WORK TO COMPLETE –
Omit all images. Write out the rest of the material exactly.

- - - - -

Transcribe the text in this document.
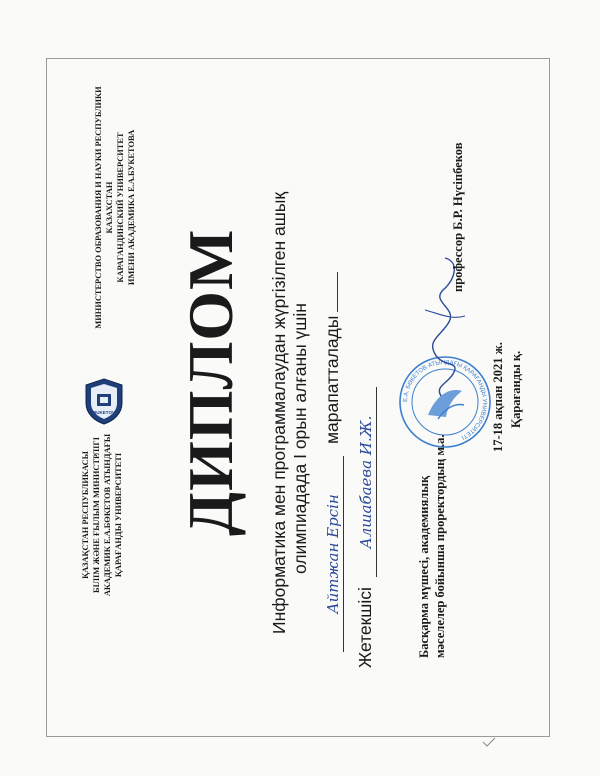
ҚАЗАҚСТАН РЕСПУБЛИКАСЫ БІЛІМ ЖӘНЕ ҒЫЛЫМ МИНИСТРЛІГІ АКАДЕМИК Е.А.БӨКЕТОВ АТЫНДАҒЫ ҚАРАҒАНДЫ УНИВЕРСИТЕТІ
BUKETOV
МИНИСТЕРСТВО ОБРАЗОВАНИЯ И НАУКИ РЕСПУБЛИКИ КАЗАХСТАН КАРАГАНДИНСКИЙ УНИВЕРСИТЕТ ИМЕНИ АКАДЕМИКА Е.А.БУКЕТОВА
ДИПЛОМ Информатика мен программалаудан жүргізілген ашық олимпиадада I орын алғаны үшін Айтжан Ерсін марапатталады
Жетекшісі Алшабаева И.Ж.
Е.А. БӨКЕТОВ АТЫНДАҒЫ ҚАРАҒАНДЫ УНИВЕРСИТЕТІ
Басқарма мүшесі, академиялық мәселелер бойынша проректордың м.а.
профессор Б.Р. Нүсіпбеков
17-18 ақпан 2021 ж. Қарағанды қ.
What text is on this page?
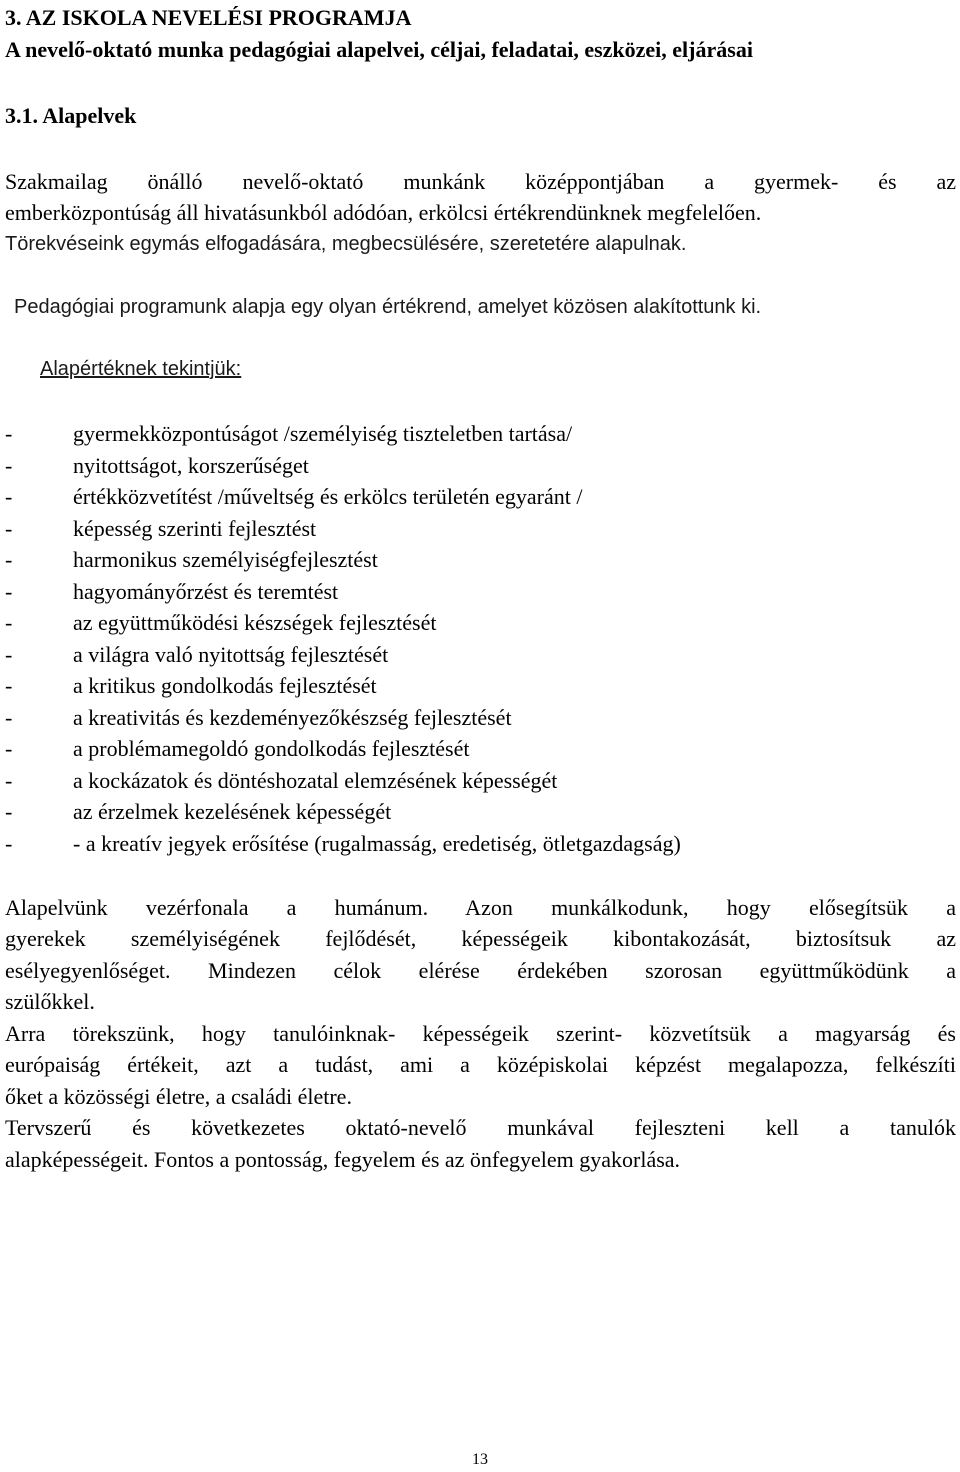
3. AZ ISKOLA NEVELÉSI PROGRAMJA
A nevelő-oktató munka pedagógiai alapelvei, céljai, feladatai, eszközei, eljárásai
3.1. Alapelvek
Szakmailag önálló nevelő-oktató munkánk középpontjában a gyermek- és az
emberközpontúság áll hivatásunkból adódóan, erkölcsi értékrendünknek megfelelően.
Törekvéseink egymás elfogadására, megbecsülésére, szeretetére alapulnak.
Pedagógiai programunk alapja egy olyan értékrend, amelyet közösen alakítottunk ki.
Alapértéknek tekintjük:
-	gyermekközpontúságot /személyiség tiszteletben tartása/
-	nyitottságot, korszerűséget
-	értékközvetítést /műveltség és erkölcs területén egyaránt /
-	képesség szerinti fejlesztést
-	harmonikus személyiségfejlesztést
-	hagyományőrzést és teremtést
-	az együttműködési készségek fejlesztését
-	a világra való nyitottság fejlesztését
-	a kritikus gondolkodás fejlesztését
-	a kreativitás és kezdeményezőkészség fejlesztését
-	a problémamegoldó gondolkodás fejlesztését
-	a kockázatok és döntéshozatal elemzésének képességét
-	az érzelmek kezelésének képességét
-	- a kreatív jegyek erősítése (rugalmasság, eredetiség, ötletgazdagság)
Alapelvünk vezérfonala a humánum. Azon munkálkodunk, hogy elősegítsük a
gyerekek személyiségének fejlődését, képességeik kibontakozását, biztosítsuk az
esélyegyenlőséget. Mindezen célok elérése érdekében szorosan együttműködünk a
szülőkkel.
Arra törekszünk, hogy tanulóinknak- képességeik szerint- közvetítsük a magyarság és
európaiság értékeit, azt a tudást, ami a középiskolai képzést megalapozza, felkészíti
őket a közösségi életre, a családi életre.
Tervszerű és következetes oktató-nevelő munkával fejleszteni kell a tanulók
alapképességeit. Fontos a pontosság, fegyelem és az önfegyelem gyakorlása.
13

- - - - -

ANSWER –
Transcribe the text in this document.
ҚАЗАҚСТАН РЕСПУБЛИКАСЫ БІЛІМ ЖӘНЕ ҒЫЛЫМ МИНИСТРЛІГІ АКАДЕМИК Е.А.БӨКЕТОВ АТЫНДАҒЫ ҚАРАҒАНДЫ УНИВЕРСИТЕТІ
BUKETOV
МИНИСТЕРСТВО ОБРАЗОВАНИЯ И НАУКИ РЕСПУБЛИКИ КАЗАХСТАН КАРАГАНДИНСКИЙ УНИВЕРСИТЕТ ИМЕНИ АКАДЕМИКА Е.А.БУКЕТОВА
ДИПЛОМ Информатика мен программалаудан жүргізілген ашық олимпиадада I орын алғаны үшін Айтжан Ерсін марапатталады
Жетекшісі Алшабаева И.Ж.
Е.А. БӨКЕТОВ АТЫНДАҒЫ ҚАРАҒАНДЫ УНИВЕРСИТЕТІ
Басқарма мүшесі, академиялық мәселелер бойынша проректордың м.а.
профессор Б.Р. Нүсіпбеков
17-18 ақпан 2021 ж. Қарағанды қ.
What text is on this page?
3. AZ ISKOLA NEVELÉSI PROGRAMJA
A nevelő-oktató munka pedagógiai alapelvei, céljai, feladatai, eszközei, eljárásai
3.1. Alapelvek
Szakmailag önálló nevelő-oktató munkánk középpontjában a gyermek- és az
emberközpontúság áll hivatásunkból adódóan, erkölcsi értékrendünknek megfelelően.
Törekvéseink egymás elfogadására, megbecsülésére, szeretetére alapulnak.
Pedagógiai programunk alapja egy olyan értékrend, amelyet közösen alakítottunk ki.
Alapértéknek tekintjük:
-	gyermekközpontúságot /személyiség tiszteletben tartása/
-	nyitottságot, korszerűséget
-	értékközvetítést /műveltség és erkölcs területén egyaránt /
-	képesség szerinti fejlesztést
-	harmonikus személyiségfejlesztést
-	hagyományőrzést és teremtést
-	az együttműködési készségek fejlesztését
-	a világra való nyitottság fejlesztését
-	a kritikus gondolkodás fejlesztését
-	a kreativitás és kezdeményezőkészség fejlesztését
-	a problémamegoldó gondolkodás fejlesztését
-	a kockázatok és döntéshozatal elemzésének képességét
-	az érzelmek kezelésének képességét
-	- a kreatív jegyek erősítése (rugalmasság, eredetiség, ötletgazdagság)
Alapelvünk vezérfonala a humánum. Azon munkálkodunk, hogy elősegítsük a
gyerekek személyiségének fejlődését, képességeik kibontakozását, biztosítsuk az
esélyegyenlőséget. Mindezen célok elérése érdekében szorosan együttműködünk a
szülőkkel.
Arra törekszünk, hogy tanulóinknak- képességeik szerint- közvetítsük a magyarság és
európaiság értékeit, azt a tudást, ami a középiskolai képzést megalapozza, felkészíti
őket a közösségi életre, a családi életre.
Tervszerű és következetes oktató-nevelő munkával fejleszteni kell a tanulók
alapképességeit. Fontos a pontosság, fegyelem és az önfegyelem gyakorlása.
13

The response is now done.